====== Dataset records ======

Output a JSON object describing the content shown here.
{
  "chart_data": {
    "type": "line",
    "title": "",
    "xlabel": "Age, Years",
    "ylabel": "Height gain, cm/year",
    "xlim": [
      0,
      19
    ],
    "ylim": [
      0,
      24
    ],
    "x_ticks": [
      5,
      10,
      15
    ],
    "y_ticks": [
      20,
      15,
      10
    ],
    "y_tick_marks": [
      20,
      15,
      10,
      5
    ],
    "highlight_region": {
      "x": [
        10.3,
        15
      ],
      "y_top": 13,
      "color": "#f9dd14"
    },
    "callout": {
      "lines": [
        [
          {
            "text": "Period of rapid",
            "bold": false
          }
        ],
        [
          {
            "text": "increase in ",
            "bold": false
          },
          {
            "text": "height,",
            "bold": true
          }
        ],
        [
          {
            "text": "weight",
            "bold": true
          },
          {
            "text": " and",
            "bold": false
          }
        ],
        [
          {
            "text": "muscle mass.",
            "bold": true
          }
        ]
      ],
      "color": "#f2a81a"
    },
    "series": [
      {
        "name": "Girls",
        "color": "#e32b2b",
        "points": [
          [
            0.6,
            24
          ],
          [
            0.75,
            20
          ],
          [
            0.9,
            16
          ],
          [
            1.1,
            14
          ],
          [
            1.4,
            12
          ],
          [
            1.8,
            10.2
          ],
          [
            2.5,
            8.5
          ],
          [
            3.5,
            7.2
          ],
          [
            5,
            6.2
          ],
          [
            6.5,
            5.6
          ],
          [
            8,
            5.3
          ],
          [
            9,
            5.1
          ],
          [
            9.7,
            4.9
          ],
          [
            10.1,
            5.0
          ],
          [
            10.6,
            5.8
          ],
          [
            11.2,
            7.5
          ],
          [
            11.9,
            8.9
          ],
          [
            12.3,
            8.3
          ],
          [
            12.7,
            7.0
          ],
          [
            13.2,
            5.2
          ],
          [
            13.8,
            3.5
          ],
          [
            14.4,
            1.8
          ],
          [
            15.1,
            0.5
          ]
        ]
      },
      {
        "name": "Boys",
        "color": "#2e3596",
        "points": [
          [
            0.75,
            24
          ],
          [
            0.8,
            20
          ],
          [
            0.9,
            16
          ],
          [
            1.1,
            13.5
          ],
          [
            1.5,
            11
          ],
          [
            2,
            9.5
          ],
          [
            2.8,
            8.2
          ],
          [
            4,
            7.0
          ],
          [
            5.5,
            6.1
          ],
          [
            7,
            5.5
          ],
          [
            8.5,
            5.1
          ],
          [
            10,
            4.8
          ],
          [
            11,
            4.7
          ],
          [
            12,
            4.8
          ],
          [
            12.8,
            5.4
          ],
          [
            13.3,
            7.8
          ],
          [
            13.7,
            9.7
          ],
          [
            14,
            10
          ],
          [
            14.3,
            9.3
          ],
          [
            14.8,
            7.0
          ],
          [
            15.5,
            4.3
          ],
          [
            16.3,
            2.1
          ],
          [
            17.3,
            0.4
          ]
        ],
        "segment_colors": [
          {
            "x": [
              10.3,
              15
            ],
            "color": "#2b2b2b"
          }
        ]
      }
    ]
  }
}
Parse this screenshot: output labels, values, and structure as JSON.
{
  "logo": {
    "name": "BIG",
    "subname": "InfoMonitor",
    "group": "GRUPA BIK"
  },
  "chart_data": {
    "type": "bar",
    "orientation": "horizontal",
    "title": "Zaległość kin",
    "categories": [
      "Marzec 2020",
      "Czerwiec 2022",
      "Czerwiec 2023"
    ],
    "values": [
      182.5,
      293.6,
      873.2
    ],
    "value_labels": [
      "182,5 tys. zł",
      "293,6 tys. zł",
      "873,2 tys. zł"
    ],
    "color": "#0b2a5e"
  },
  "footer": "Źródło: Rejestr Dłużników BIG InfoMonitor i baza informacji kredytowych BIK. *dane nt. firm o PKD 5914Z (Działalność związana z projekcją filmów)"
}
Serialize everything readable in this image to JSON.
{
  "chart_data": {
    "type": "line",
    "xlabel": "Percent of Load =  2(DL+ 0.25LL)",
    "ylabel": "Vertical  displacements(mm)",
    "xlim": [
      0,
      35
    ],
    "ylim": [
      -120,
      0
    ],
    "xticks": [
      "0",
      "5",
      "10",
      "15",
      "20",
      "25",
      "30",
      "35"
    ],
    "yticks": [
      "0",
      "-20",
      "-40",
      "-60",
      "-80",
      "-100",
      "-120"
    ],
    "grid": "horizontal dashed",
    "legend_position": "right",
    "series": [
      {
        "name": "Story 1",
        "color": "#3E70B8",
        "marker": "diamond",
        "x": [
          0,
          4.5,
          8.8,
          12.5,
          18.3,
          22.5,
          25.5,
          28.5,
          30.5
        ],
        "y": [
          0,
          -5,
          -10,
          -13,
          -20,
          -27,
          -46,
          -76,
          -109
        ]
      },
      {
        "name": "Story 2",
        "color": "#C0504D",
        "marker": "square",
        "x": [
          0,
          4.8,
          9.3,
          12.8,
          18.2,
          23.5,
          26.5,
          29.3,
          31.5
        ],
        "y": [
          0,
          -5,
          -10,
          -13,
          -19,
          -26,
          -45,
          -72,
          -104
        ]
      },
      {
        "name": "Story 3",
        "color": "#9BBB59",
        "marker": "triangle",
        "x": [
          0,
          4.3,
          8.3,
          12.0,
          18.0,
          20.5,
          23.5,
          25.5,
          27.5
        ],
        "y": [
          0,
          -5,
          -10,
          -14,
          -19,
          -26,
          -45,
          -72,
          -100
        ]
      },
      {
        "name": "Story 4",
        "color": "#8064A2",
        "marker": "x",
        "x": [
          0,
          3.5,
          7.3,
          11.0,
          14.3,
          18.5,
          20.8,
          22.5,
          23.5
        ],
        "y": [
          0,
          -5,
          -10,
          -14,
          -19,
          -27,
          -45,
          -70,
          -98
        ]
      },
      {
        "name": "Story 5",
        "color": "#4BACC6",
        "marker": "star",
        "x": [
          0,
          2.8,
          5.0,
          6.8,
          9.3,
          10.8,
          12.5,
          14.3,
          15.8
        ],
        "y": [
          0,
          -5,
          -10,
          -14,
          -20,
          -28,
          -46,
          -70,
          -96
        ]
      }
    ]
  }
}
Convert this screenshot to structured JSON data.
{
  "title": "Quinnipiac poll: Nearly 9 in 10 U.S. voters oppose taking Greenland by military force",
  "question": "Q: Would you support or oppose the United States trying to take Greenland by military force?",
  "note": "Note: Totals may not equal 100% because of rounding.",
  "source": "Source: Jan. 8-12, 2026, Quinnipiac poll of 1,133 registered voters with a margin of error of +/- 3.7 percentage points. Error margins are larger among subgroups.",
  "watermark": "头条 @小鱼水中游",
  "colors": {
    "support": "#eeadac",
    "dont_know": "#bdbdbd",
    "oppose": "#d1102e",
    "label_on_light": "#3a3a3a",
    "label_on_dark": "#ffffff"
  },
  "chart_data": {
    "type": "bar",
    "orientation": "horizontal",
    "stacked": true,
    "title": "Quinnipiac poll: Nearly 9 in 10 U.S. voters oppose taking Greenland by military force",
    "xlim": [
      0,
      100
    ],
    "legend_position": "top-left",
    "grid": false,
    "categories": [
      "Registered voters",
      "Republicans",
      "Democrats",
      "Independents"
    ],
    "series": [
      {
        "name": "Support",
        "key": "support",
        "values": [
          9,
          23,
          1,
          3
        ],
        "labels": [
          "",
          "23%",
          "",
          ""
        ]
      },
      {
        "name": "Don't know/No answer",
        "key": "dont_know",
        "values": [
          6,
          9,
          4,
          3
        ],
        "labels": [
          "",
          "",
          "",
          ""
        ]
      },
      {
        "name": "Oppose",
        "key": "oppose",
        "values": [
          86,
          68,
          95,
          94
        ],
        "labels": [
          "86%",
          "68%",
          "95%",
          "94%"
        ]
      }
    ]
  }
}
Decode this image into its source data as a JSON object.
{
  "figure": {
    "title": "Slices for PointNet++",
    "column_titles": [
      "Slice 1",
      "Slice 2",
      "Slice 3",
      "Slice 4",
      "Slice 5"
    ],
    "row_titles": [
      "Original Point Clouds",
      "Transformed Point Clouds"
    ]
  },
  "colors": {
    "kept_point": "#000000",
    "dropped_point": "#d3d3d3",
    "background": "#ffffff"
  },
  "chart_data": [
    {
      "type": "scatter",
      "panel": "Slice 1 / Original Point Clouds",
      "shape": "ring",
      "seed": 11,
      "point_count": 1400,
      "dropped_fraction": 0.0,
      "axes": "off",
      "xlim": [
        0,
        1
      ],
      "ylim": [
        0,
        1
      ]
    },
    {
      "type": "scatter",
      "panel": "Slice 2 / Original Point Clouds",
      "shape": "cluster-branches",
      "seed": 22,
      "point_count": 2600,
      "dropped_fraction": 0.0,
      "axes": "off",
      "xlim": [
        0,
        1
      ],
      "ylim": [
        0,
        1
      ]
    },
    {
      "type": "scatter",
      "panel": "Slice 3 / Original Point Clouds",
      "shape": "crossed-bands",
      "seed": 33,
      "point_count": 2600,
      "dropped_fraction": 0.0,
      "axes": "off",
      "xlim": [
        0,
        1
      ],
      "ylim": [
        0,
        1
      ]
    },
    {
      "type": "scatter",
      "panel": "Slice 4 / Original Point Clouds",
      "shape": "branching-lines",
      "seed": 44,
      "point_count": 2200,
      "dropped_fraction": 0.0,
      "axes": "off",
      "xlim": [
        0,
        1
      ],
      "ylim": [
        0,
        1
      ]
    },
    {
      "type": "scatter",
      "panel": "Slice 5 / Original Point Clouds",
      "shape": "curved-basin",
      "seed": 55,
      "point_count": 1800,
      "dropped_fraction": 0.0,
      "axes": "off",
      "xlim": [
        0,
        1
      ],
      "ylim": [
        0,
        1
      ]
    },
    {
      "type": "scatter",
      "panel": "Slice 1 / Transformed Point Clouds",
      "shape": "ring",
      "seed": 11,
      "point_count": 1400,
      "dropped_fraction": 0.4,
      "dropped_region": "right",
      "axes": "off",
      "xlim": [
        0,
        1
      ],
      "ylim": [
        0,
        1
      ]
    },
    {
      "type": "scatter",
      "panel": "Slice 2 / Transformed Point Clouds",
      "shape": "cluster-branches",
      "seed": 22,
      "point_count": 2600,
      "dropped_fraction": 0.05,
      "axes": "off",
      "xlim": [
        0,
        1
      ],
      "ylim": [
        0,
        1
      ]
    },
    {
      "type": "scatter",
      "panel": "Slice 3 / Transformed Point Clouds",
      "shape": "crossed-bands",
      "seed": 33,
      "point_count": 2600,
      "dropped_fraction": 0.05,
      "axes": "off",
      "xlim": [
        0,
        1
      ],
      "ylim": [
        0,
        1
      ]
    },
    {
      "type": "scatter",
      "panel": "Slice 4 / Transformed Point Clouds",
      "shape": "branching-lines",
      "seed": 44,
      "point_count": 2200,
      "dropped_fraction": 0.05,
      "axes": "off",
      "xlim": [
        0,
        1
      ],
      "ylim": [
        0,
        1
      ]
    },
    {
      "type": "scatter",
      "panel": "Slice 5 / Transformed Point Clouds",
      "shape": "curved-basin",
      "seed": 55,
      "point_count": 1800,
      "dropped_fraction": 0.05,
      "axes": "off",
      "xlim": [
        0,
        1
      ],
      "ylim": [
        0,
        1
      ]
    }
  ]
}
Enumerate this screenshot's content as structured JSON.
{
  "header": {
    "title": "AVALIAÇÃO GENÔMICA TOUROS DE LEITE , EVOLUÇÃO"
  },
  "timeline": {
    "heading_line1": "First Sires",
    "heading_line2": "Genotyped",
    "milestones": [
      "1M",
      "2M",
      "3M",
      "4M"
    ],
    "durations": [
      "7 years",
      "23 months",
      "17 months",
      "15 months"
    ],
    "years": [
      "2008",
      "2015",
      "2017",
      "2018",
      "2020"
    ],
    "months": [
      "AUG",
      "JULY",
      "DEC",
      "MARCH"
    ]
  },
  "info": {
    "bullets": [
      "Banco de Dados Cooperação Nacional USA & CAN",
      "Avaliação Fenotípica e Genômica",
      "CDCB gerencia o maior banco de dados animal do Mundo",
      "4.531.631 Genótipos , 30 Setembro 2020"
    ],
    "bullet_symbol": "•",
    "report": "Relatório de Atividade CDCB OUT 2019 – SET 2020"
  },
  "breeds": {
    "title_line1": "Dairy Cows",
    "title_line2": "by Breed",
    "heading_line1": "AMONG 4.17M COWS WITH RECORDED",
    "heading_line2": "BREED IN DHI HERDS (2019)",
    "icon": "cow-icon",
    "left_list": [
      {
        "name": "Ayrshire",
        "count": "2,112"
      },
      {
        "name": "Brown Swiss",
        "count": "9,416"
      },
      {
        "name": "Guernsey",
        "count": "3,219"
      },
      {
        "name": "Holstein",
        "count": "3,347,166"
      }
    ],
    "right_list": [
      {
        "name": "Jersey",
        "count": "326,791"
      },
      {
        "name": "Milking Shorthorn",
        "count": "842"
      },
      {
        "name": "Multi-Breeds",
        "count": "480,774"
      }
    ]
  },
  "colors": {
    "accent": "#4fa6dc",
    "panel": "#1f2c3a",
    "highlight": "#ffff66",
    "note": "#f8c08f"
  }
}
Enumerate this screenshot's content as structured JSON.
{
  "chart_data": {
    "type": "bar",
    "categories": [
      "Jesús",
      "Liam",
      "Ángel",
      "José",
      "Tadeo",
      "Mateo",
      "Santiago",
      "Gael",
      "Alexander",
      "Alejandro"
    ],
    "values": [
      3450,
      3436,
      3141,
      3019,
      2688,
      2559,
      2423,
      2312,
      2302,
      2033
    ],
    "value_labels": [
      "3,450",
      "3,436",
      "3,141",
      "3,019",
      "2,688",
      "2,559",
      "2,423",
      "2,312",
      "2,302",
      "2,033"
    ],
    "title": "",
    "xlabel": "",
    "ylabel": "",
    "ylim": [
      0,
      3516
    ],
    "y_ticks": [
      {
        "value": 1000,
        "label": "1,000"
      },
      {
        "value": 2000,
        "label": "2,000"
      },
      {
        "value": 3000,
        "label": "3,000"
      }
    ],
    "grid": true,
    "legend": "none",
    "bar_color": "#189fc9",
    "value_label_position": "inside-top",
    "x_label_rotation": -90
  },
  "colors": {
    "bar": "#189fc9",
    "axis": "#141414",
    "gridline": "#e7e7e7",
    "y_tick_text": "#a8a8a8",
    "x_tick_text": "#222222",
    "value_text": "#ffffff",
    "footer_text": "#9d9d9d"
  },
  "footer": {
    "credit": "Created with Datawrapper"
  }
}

======

Your instructions: Identify each line in the records above that contains the word "military", and copy it out in full.

Task answer:
  "title": "Quinnipiac poll: Nearly 9 in 10 U.S. voters oppose taking Greenland by military force",
  "question": "Q: Would you support or oppose the United States trying to take Greenland by military force?",
    "title": "Quinnipiac poll: Nearly 9 in 10 U.S. voters oppose taking Greenland by military force",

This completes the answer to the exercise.